EXCERPTED TEXT →
★ ★ ★ ★ ★ ★ ★
Dogs vs. Cats - Classification with VGG16

Convolutional neural networks (CNNs) are the state of the art when it comes to computer vision. As such we will build a CNN model to distinguish images of cats from those of dogs by using the Dogs vs. Cats Redux: Kernels Edition dataset.

Pre-trained deep CNNs typically generalize easily to different but similar datasets with the help of transfer learning. The reason is simple: the filters present in the earlier convolutional layers of a CNN usually capture low-level features such as straight lines, whereas higher-level filters recognizing complex objects such as faces are activated deeper in the network. As such it is possible to directly use the training weights associated with shape recognition and retrain only the deepest layers of the network - a procedure called finetuning or transfer learning - to perform classification tasks on different types of images.
★ ★ ★ ★ ★ ★ ★
TASK REQUIREMENTS →
A. From the text on classifying dogs and cats with VGG16, reproduce the passage from "Convolutional neural networks" to "types of images." word for word.
B. Render this sentence from the text on classifying dogs and cats with VGG16 in French: "Convolutional neural networks (CNNs) are the state of the art when it comes to computer vision."
C. Write the next part of the text on classifying dogs and cats with VGG16, starting right after its final sentence.
★ ★ ★ ★ ★ ★ ★
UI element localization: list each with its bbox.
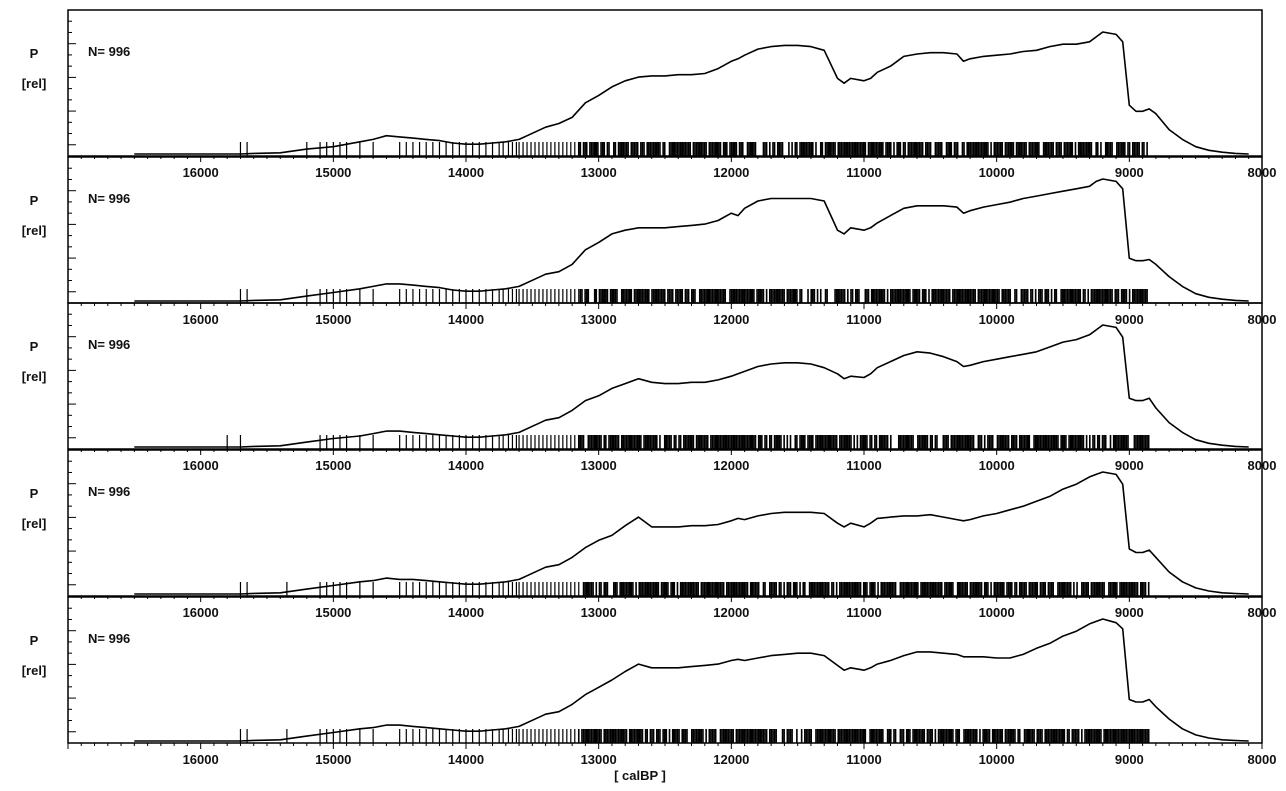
x-tick-label: 9000 — [1115, 165, 1144, 180]
y-axis-label-p: P — [30, 486, 39, 501]
x-tick-label: 9000 — [1115, 312, 1144, 327]
x-tick-label: 16000 — [183, 312, 219, 327]
x-tick-label: 10000 — [979, 312, 1015, 327]
x-tick-label: 14000 — [448, 165, 484, 180]
y-axis-label-p: P — [30, 193, 39, 208]
x-tick-label: 14000 — [448, 605, 484, 620]
probability-curve — [134, 31, 1249, 155]
probability-curve — [134, 324, 1249, 448]
panel-4: 16000 15000 14000 13000 12000 11000 10000 9000 8… — [22, 449, 1276, 620]
panel-frame — [67, 302, 1263, 450]
x-tick-label: 12000 — [713, 165, 749, 180]
sample-count-label: N= 996 — [88, 484, 130, 499]
x-tick-label: 9000 — [1115, 752, 1144, 767]
rug-dense-band — [577, 435, 1150, 449]
sample-count-label: N= 996 — [88, 191, 130, 206]
rug-dense-band — [577, 729, 1150, 743]
x-tick-label: 16000 — [183, 605, 219, 620]
x-tick-label: 10000 — [979, 165, 1015, 180]
panel-frame — [67, 596, 1263, 744]
rug-dense-band — [579, 289, 1148, 303]
x-tick-label: 15000 — [315, 165, 351, 180]
x-tick-label: 8000 — [1248, 752, 1277, 767]
x-tick-label: 11000 — [846, 752, 881, 767]
y-axis-label-rel: [rel] — [22, 223, 47, 238]
panel-frame — [67, 449, 1263, 597]
x-tick-label: 14000 — [448, 458, 484, 473]
y-axis-label-rel: [rel] — [22, 76, 47, 91]
x-tick-label: 16000 — [183, 752, 219, 767]
panel-frame — [67, 9, 1263, 157]
x-tick-label: 16000 — [183, 458, 219, 473]
rug-dense-band — [582, 582, 1150, 596]
x-tick-label: 13000 — [581, 165, 617, 180]
y-axis-label-p: P — [30, 633, 39, 648]
x-tick-label: 15000 — [315, 752, 351, 767]
y-axis-label-rel: [rel] — [22, 663, 47, 678]
sample-count-label: N= 996 — [88, 337, 130, 352]
x-tick-label: 9000 — [1115, 605, 1144, 620]
x-tick-label: 10000 — [979, 605, 1015, 620]
y-axis-label-rel: [rel] — [22, 369, 47, 384]
x-tick-label: 11000 — [846, 165, 881, 180]
panel-frame — [67, 156, 1263, 304]
x-tick-label: 9000 — [1115, 458, 1144, 473]
x-axis-label: [ calBP ] — [614, 768, 666, 783]
x-tick-label: 13000 — [581, 458, 617, 473]
x-tick-label: 15000 — [315, 458, 351, 473]
x-tick-label: 13000 — [581, 752, 617, 767]
x-tick-label: 12000 — [713, 605, 749, 620]
y-axis-label-p: P — [30, 46, 39, 61]
x-tick-label: 10000 — [979, 458, 1015, 473]
probability-curve — [134, 618, 1249, 742]
probability-curve — [134, 178, 1249, 302]
sample-count-label: N= 996 — [88, 631, 130, 646]
panel-2: 16000 15000 14000 13000 12000 11000 10000 9000 8… — [22, 156, 1276, 327]
x-tick-label: 15000 — [315, 312, 351, 327]
x-tick-label: 13000 — [581, 605, 617, 620]
panel-3: 16000 15000 14000 13000 12000 11000 10000 9000 8… — [22, 302, 1276, 473]
panel-1: 16000 15000 14000 13000 12000 11000 10000 9000 8… — [22, 9, 1276, 180]
y-axis-label-p: P — [30, 339, 39, 354]
probability-curve — [134, 471, 1249, 595]
x-tick-label: 14000 — [448, 752, 484, 767]
x-tick-label: 11000 — [846, 605, 881, 620]
x-tick-label: 11000 — [846, 458, 881, 473]
x-tick-label: 12000 — [713, 752, 749, 767]
x-tick-label: 12000 — [713, 458, 749, 473]
x-tick-label: 10000 — [979, 752, 1015, 767]
x-tick-label: 14000 — [448, 312, 484, 327]
panel-5: 16000 15000 14000 13000 12000 11000 10000 9000 8… — [22, 596, 1277, 767]
x-tick-label: 12000 — [713, 312, 749, 327]
rug-dense-band — [577, 142, 1148, 156]
sample-count-label: N= 996 — [88, 44, 130, 59]
x-tick-label: 15000 — [315, 605, 351, 620]
x-tick-label: 13000 — [581, 312, 617, 327]
x-tick-label: 16000 — [183, 165, 219, 180]
y-axis-label-rel: [rel] — [22, 516, 47, 531]
x-tick-label: 11000 — [846, 312, 881, 327]
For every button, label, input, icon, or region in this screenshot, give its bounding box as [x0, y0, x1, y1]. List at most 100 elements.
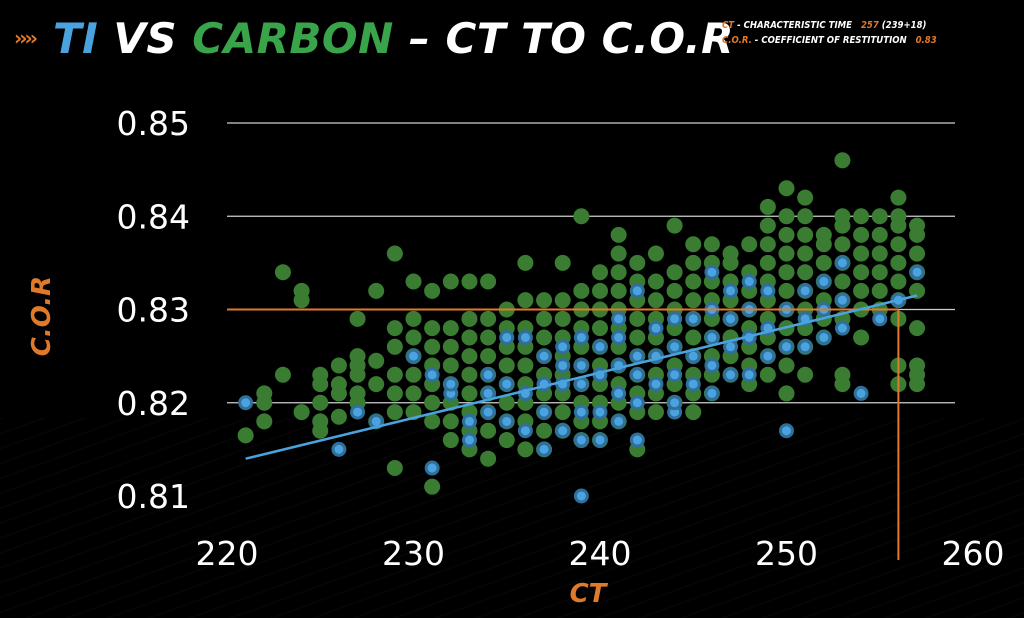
ti-point: [670, 342, 680, 352]
ti-point: [688, 351, 698, 361]
carbon-point: [368, 282, 385, 299]
carbon-point: [909, 357, 926, 374]
carbon-point: [890, 189, 907, 206]
ti-series: [238, 255, 925, 504]
ti-point: [595, 435, 605, 445]
ti-point: [464, 416, 474, 426]
ti-point: [614, 388, 624, 398]
carbon-point: [871, 264, 888, 281]
carbon-point: [685, 236, 702, 253]
ti-point: [539, 407, 549, 417]
carbon-point: [517, 254, 534, 271]
x-axis-ticks: 220 230 240 250 260: [196, 534, 1005, 573]
carbon-point: [610, 282, 627, 299]
carbon-point: [871, 226, 888, 243]
carbon-point: [293, 404, 310, 421]
carbon-point: [647, 404, 664, 421]
carbon-point: [722, 254, 739, 271]
ti-point: [614, 314, 624, 324]
carbon-point: [536, 422, 553, 439]
carbon-point: [386, 245, 403, 262]
ti-point: [632, 398, 642, 408]
carbon-point: [909, 245, 926, 262]
carbon-point: [517, 441, 534, 458]
ti-point: [576, 332, 586, 342]
title-carbon: CARBON: [192, 13, 394, 63]
carbon-point: [853, 282, 870, 299]
carbon-point: [647, 245, 664, 262]
ti-point: [837, 258, 847, 268]
ti-point: [539, 444, 549, 454]
carbon-point: [759, 198, 776, 215]
carbon-point: [815, 236, 832, 253]
carbon-point: [554, 310, 571, 327]
ti-point: [837, 323, 847, 333]
x-tick-label: 260: [942, 534, 1005, 573]
carbon-point: [480, 310, 497, 327]
ti-point: [502, 379, 512, 389]
ct-range: (239+18): [878, 20, 927, 31]
carbon-point: [666, 264, 683, 281]
carbon-point: [853, 329, 870, 346]
carbon-point: [853, 208, 870, 225]
ti-point: [707, 332, 717, 342]
ti-point: [875, 314, 885, 324]
carbon-point: [554, 254, 571, 271]
carbon-point: [461, 385, 478, 402]
carbon-point: [405, 385, 422, 402]
ti-point: [595, 342, 605, 352]
ti-point: [539, 351, 549, 361]
title-ti: TI: [52, 13, 99, 63]
carbon-point: [405, 310, 422, 327]
carbon-point: [461, 366, 478, 383]
ti-point: [726, 314, 736, 324]
carbon-point: [666, 217, 683, 234]
ti-point: [800, 342, 810, 352]
ti-point: [502, 332, 512, 342]
definitions-legend: CT - CHARACTERISTIC TIME 257 (239+18) C.…: [722, 18, 937, 48]
carbon-point: [871, 208, 888, 225]
carbon-point: [871, 245, 888, 262]
ti-point: [409, 351, 418, 361]
y-tick-label: 0.81: [117, 477, 190, 516]
ti-point: [670, 370, 680, 380]
carbon-point: [778, 282, 795, 299]
ct-definition: CT - CHARACTERISTIC TIME 257 (239+18): [722, 18, 937, 33]
ti-point: [520, 426, 530, 436]
ti-point: [632, 286, 642, 296]
carbon-point: [386, 460, 403, 477]
x-tick-label: 220: [196, 534, 259, 573]
carbon-point: [778, 226, 795, 243]
ti-point: [800, 286, 810, 296]
ti-point: [241, 398, 251, 408]
ti-point: [502, 416, 512, 426]
trendline: [245, 294, 918, 460]
carbon-point: [368, 352, 385, 369]
y-axis-label: C.O.R: [27, 276, 57, 356]
carbon-point: [386, 404, 403, 421]
ti-point: [334, 444, 344, 454]
carbon-point: [685, 292, 702, 309]
ti-point: [744, 370, 754, 380]
carbon-point: [890, 208, 907, 225]
chevrons-icon: ››››: [14, 26, 38, 50]
carbon-point: [461, 348, 478, 365]
ti-point: [371, 416, 381, 426]
y-tick-label: 0.84: [117, 197, 190, 236]
carbon-point: [592, 264, 608, 281]
carbon-point: [312, 422, 329, 439]
carbon-point: [909, 320, 926, 337]
carbon-point: [480, 450, 497, 467]
carbon-point: [461, 310, 478, 327]
carbon-point: [349, 310, 366, 327]
carbon-point: [647, 273, 664, 290]
carbon-point: [442, 338, 459, 355]
cor-desc: - COEFFICIENT OF RESTITUTION: [751, 35, 907, 46]
carbon-point: [834, 236, 851, 253]
carbon-point: [405, 329, 422, 346]
ti-point: [427, 463, 437, 473]
carbon-point: [480, 422, 497, 439]
ti-point: [707, 360, 717, 370]
carbon-point: [592, 320, 608, 337]
ti-point: [576, 435, 586, 445]
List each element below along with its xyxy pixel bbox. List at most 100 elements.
★ ★ ★ ★ ★ ★ ★
WRITTEN RESPONSES →
A.
Convolutional neural networks (CNNs) are the state of the art when it comes to computer vision. As such we will build a CNN model to distinguish images of cats from those of dogs by using the Dogs vs. Cats Redux: Kernels Edition dataset.

Pre-trained deep CNNs typically generalize easily to different but similar datasets with the help of transfer learning. The reason is simple: the filters present in the earlier convolutional layers of a CNN usually capture low-level features such as straight lines, whereas higher-level filters recognizing complex objects such as faces are activated deeper in the network. As such it is possible to directly use the training weights associated with shape recognition and retrain only the deepest layers of the network - a procedure called finetuning or transfer learning - to perform classification tasks on different types of images.

B. Les réseaux de neurones convolutifs (CNN) représentent l'état de l'art en matière de vision par ordinateur.

C.
For this competition we follow the process described in the deep learning course fast.ai. We will be using the pre-trained 16-layer VGG model (additional details can be found here), whose first incarnation ranked second in classification tasks during the ImageNet ILSVRC-2014 competition. Our approach consists of building the model architecture, loading the weights, remove the last classification layer, and replace it with a different one that we will train on the Dogs vs. Cats dataset.

In [1]:
from theano.sandbox import cuda
cuda.use('gpu0')

import os, json
import numpy as np
np.set_printoptions(precision=4, linewidth=100)
from numpy.random import permutation
from matplotlib import pyplot as plt
%matplotlib inline

import keras
from keras import backend as K
from keras.utils.data_utils import get_file
from keras.models import Sequential, Model
from keras.layers.core import Flatten, Dense, Dropout, Lambda
from keras.layers.convolutional import Convolution2D, MaxPooling2D, ZeroPadding2D
from keras.optimizers import SGD, RMSprop, Adam
from keras.preprocessing import image

from sklearn.preprocessing import OneHotEncoder
Using gpu device 0: Tesla K80 (CNMeM is disabled, cuDNN 5103)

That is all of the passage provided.